===== SOURCE DATA
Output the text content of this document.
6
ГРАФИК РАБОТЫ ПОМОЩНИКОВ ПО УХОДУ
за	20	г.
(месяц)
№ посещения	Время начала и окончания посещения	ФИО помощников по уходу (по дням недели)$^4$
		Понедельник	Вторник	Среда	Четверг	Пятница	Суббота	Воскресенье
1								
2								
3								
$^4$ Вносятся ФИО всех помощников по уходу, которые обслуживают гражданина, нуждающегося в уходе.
==========
===== SOURCE DATA
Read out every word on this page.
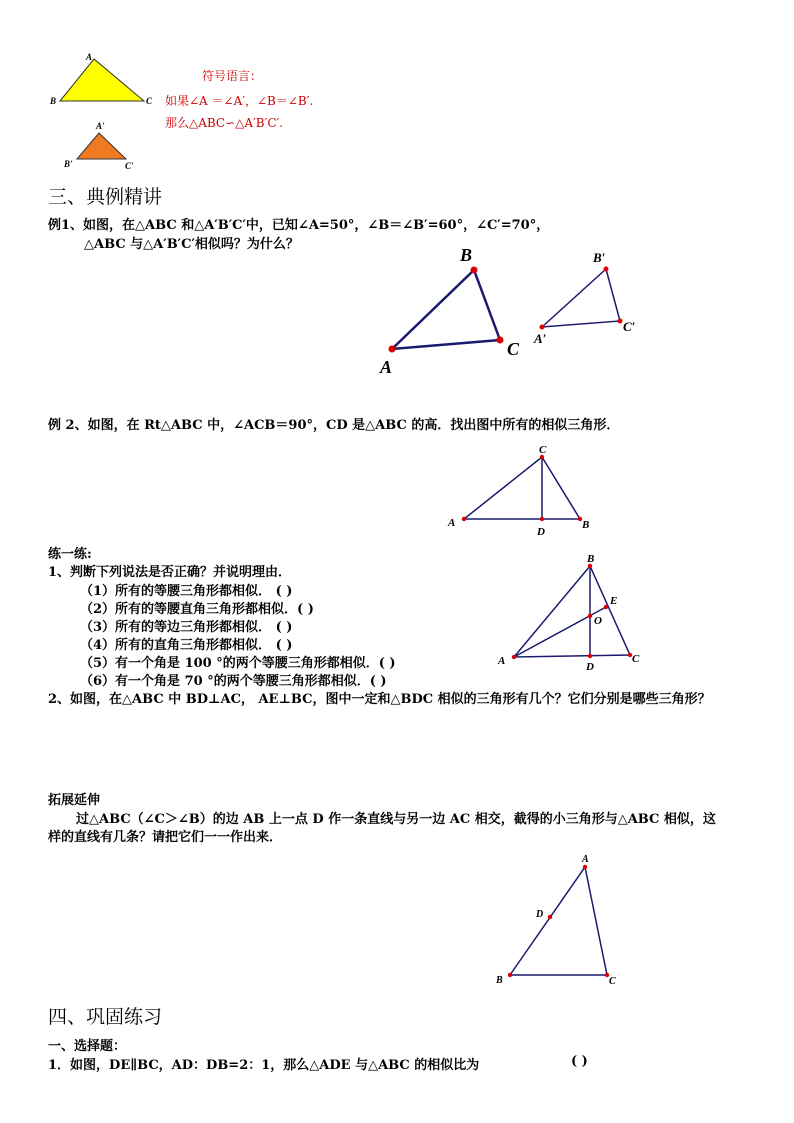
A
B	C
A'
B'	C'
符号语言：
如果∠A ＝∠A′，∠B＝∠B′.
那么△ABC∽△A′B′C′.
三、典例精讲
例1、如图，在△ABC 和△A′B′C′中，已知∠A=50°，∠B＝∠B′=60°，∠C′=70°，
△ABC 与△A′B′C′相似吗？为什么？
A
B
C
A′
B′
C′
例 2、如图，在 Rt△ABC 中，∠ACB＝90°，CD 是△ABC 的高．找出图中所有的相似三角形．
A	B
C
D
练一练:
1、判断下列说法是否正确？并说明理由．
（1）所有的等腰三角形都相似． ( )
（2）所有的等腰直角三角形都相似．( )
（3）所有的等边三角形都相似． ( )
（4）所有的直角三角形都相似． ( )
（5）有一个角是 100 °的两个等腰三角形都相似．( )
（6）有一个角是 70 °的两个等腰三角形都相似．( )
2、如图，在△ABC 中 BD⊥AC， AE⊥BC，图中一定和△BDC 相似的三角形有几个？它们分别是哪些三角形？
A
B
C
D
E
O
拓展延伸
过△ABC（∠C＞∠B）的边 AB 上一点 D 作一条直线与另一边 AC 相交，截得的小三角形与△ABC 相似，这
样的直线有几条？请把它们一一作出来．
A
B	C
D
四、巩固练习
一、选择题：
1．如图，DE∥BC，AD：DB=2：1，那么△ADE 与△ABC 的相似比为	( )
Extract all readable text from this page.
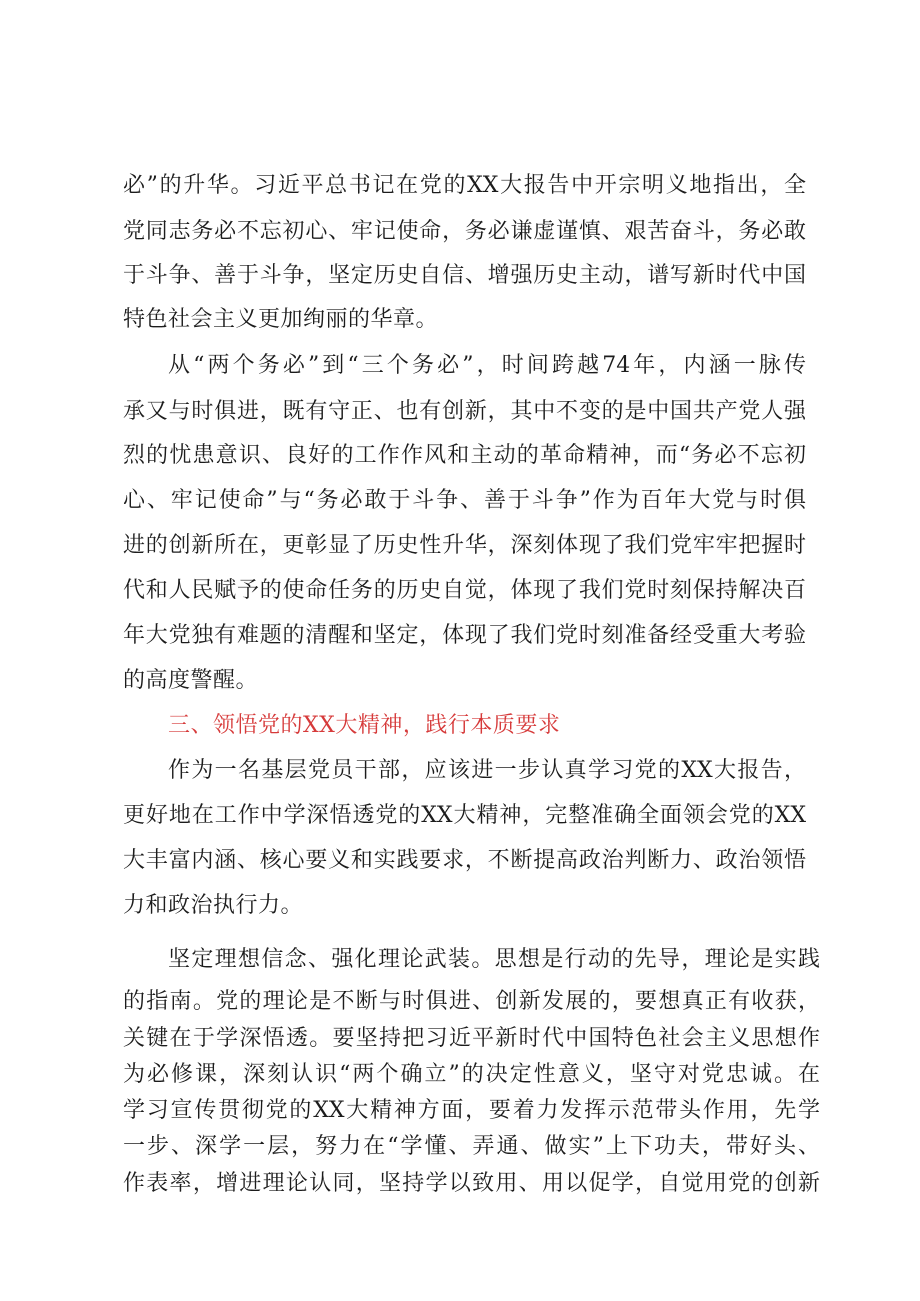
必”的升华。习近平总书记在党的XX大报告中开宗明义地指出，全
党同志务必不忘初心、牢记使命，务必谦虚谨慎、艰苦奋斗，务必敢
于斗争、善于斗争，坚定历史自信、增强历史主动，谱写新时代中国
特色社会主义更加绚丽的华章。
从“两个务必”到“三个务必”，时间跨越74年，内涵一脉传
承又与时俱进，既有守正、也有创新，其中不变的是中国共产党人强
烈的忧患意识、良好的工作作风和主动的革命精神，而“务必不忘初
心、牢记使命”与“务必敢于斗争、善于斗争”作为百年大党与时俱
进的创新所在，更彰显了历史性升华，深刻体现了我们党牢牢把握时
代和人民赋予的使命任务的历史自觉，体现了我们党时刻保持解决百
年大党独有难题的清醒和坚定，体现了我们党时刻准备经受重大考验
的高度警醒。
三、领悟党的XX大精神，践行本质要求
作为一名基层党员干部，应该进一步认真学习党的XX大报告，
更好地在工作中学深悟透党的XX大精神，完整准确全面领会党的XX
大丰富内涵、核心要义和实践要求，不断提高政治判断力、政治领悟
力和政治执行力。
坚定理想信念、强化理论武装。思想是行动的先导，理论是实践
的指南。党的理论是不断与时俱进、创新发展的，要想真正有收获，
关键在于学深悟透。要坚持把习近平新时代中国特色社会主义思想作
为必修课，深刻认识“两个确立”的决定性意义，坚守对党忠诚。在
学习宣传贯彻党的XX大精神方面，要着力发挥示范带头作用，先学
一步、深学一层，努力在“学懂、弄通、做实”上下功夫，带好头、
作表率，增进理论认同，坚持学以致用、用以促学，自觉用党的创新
==========
JOB: Copy out every line holding the string "text".

RESULT OF THE EXERCISE:
Output the text content of this document.
Extract all readable text from this page.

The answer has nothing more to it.